#### Material
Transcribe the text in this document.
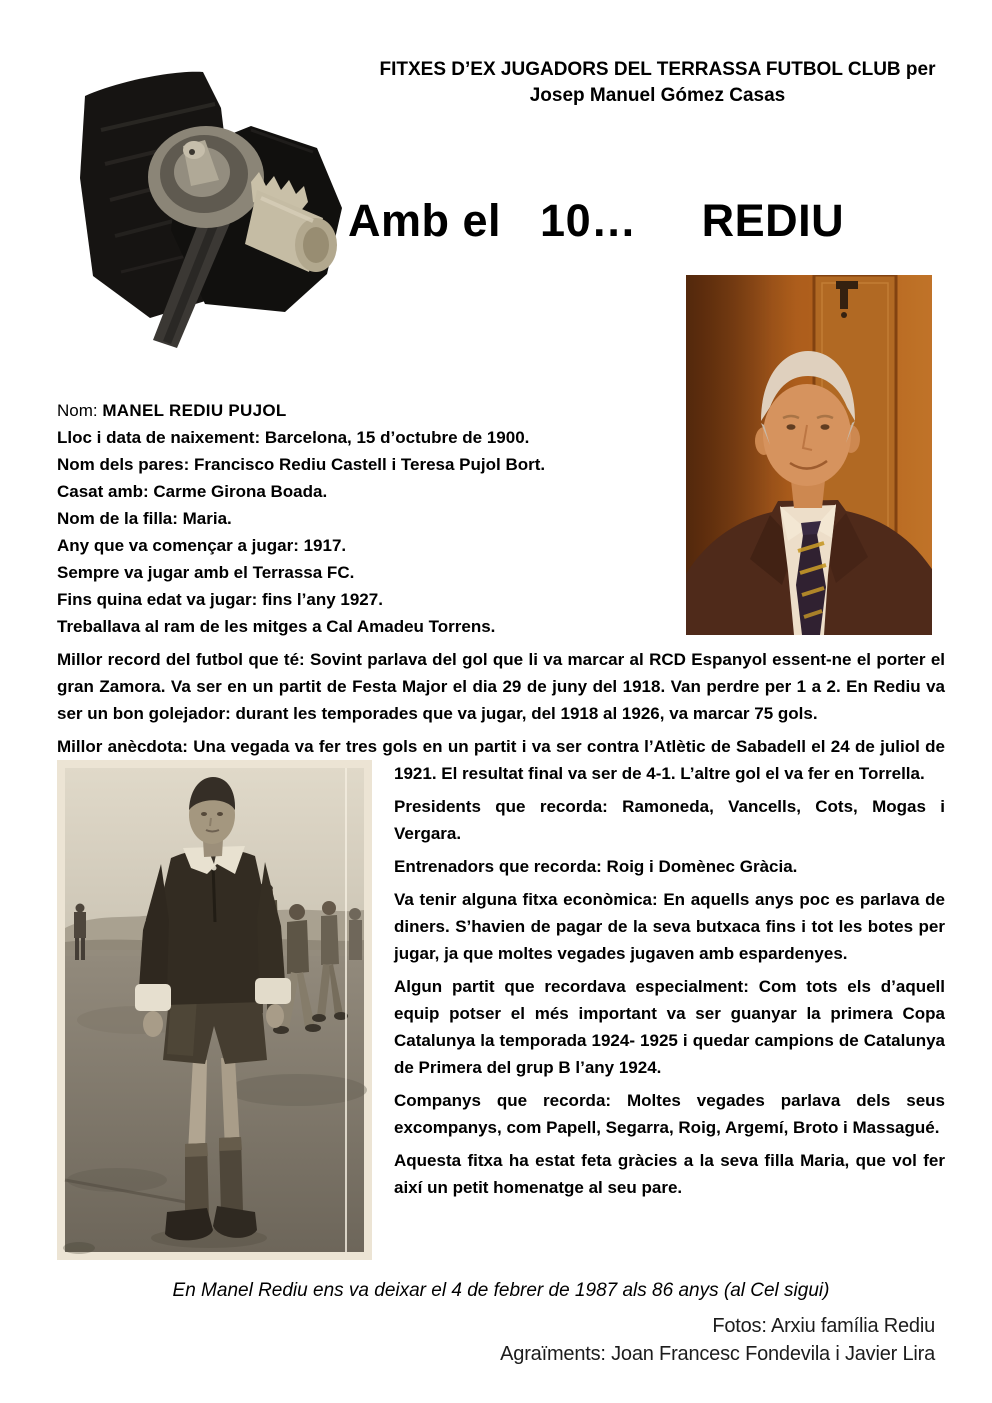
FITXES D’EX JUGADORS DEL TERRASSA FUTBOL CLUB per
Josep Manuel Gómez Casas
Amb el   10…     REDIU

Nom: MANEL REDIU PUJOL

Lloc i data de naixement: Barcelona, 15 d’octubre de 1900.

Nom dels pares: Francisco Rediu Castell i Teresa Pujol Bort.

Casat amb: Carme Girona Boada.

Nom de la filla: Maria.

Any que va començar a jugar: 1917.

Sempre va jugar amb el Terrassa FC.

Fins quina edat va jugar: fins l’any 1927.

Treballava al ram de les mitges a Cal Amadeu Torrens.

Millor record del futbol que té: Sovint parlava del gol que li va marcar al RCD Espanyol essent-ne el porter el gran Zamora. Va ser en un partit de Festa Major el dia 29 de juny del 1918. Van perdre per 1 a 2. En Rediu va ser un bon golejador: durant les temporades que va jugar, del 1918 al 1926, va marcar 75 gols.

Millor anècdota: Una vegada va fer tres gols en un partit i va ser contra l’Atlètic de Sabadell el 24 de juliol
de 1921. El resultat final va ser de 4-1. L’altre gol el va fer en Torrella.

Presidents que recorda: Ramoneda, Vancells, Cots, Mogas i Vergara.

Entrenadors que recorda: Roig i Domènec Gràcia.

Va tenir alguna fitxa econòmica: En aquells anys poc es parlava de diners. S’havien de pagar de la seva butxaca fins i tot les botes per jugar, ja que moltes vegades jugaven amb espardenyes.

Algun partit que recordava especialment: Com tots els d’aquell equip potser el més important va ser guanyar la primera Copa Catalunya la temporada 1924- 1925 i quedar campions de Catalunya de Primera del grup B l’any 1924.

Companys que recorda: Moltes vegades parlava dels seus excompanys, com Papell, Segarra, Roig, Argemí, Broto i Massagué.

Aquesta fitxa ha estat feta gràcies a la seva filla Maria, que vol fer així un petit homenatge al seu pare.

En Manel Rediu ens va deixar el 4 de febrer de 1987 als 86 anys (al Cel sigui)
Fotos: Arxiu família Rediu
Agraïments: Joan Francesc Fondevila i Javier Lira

#### Problem description
Output the lines above in full and exactly as given, omitting any pictures.

#### Solution to the problem
Transcribe the text in this document.
FITXES D’EX JUGADORS DEL TERRASSA FUTBOL CLUB per
Josep Manuel Gómez Casas
Amb el   10…     REDIU

Nom: MANEL REDIU PUJOL

Lloc i data de naixement: Barcelona, 15 d’octubre de 1900.

Nom dels pares: Francisco Rediu Castell i Teresa Pujol Bort.

Casat amb: Carme Girona Boada.

Nom de la filla: Maria.

Any que va començar a jugar: 1917.

Sempre va jugar amb el Terrassa FC.

Fins quina edat va jugar: fins l’any 1927.

Treballava al ram de les mitges a Cal Amadeu Torrens.

Millor record del futbol que té: Sovint parlava del gol que li va marcar al RCD Espanyol essent-ne el porter el gran Zamora. Va ser en un partit de Festa Major el dia 29 de juny del 1918. Van perdre per 1 a 2. En Rediu va ser un bon golejador: durant les temporades que va jugar, del 1918 al 1926, va marcar 75 gols.

Millor anècdota: Una vegada va fer tres gols en un partit i va ser contra l’Atlètic de Sabadell el 24 de juliol
de 1921. El resultat final va ser de 4-1. L’altre gol el va fer en Torrella.

Presidents que recorda: Ramoneda, Vancells, Cots, Mogas i Vergara.

Entrenadors que recorda: Roig i Domènec Gràcia.

Va tenir alguna fitxa econòmica: En aquells anys poc es parlava de diners. S’havien de pagar de la seva butxaca fins i tot les botes per jugar, ja que moltes vegades jugaven amb espardenyes.

Algun partit que recordava especialment: Com tots els d’aquell equip potser el més important va ser guanyar la primera Copa Catalunya la temporada 1924- 1925 i quedar campions de Catalunya de Primera del grup B l’any 1924.

Companys que recorda: Moltes vegades parlava dels seus excompanys, com Papell, Segarra, Roig, Argemí, Broto i Massagué.

Aquesta fitxa ha estat feta gràcies a la seva filla Maria, que vol fer així un petit homenatge al seu pare.

En Manel Rediu ens va deixar el 4 de febrer de 1987 als 86 anys (al Cel sigui)
Fotos: Arxiu família Rediu
Agraïments: Joan Francesc Fondevila i Javier Lira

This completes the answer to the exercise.